Problem requirements: Check each line of the material below for the string "this", then report how many lines have it, and nothing else.

Saved entries:
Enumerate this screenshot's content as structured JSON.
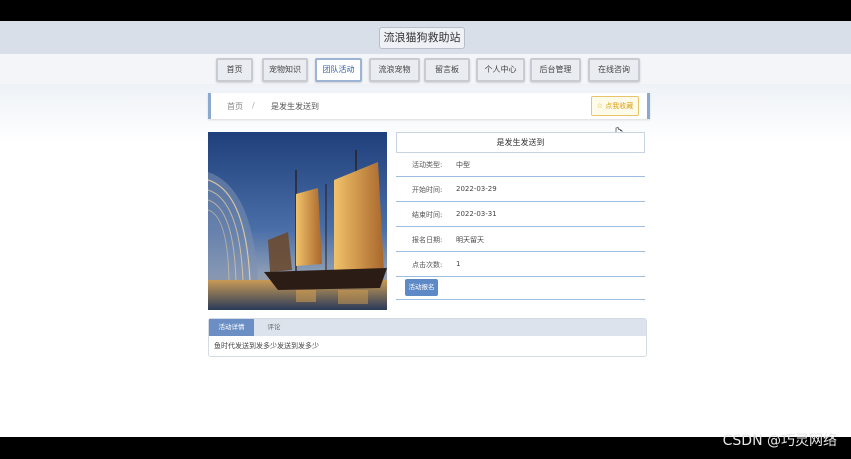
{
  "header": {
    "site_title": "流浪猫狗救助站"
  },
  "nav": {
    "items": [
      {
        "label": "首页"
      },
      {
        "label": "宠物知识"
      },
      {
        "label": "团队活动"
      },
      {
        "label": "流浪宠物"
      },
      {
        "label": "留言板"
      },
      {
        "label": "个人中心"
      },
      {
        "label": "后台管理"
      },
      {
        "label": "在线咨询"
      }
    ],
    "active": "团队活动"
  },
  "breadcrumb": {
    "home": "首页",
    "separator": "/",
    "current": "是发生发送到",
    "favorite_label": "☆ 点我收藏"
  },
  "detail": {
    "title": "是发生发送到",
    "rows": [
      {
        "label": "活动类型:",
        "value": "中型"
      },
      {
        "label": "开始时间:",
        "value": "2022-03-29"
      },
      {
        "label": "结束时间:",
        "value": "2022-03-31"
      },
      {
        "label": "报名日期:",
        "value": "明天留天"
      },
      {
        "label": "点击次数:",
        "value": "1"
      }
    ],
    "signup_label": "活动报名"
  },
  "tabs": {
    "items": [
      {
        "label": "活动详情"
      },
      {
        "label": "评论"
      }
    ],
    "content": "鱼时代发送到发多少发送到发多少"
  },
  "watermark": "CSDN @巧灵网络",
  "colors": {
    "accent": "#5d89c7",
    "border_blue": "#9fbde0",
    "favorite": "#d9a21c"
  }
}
==
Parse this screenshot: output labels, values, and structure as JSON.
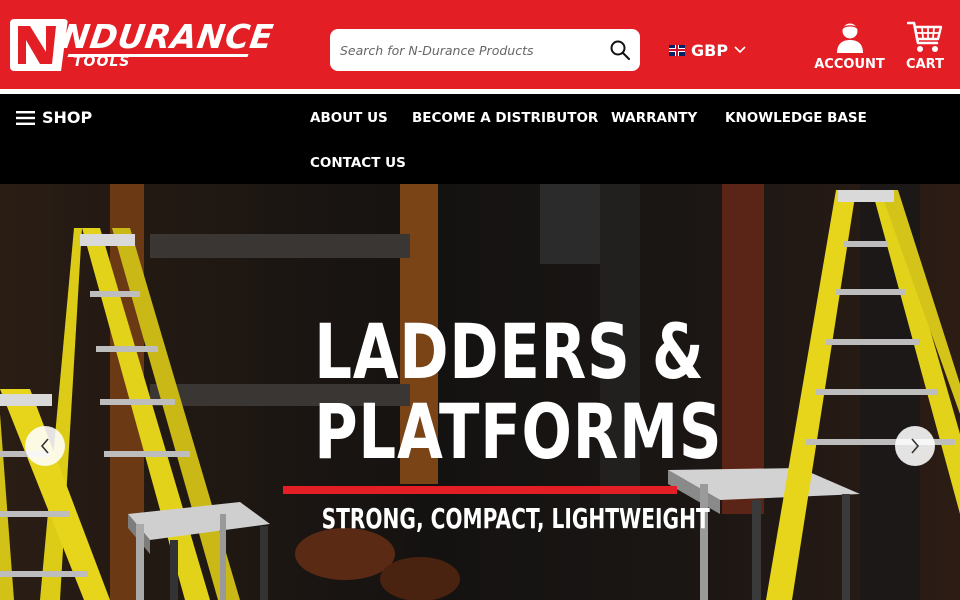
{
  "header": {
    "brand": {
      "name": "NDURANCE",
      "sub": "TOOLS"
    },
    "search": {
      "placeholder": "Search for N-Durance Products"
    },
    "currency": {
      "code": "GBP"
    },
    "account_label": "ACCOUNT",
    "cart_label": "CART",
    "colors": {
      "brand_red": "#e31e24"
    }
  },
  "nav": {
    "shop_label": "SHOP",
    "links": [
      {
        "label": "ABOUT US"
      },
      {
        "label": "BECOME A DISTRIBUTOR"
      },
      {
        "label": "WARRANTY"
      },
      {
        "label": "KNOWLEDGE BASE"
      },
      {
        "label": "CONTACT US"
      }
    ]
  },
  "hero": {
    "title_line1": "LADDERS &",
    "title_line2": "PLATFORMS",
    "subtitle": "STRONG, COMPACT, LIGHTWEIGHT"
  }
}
---
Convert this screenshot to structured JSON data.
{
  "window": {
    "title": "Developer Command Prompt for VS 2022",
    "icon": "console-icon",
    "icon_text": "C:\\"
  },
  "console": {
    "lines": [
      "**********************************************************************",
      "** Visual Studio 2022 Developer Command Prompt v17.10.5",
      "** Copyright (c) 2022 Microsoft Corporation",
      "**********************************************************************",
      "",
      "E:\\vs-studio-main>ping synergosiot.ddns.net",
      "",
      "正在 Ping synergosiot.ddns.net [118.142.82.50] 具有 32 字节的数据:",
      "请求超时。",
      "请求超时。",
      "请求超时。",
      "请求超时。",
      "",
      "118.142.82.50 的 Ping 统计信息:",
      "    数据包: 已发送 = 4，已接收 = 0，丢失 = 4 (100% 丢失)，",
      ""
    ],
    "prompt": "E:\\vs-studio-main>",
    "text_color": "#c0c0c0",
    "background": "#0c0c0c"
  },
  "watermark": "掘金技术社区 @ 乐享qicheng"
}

Complete answer: 3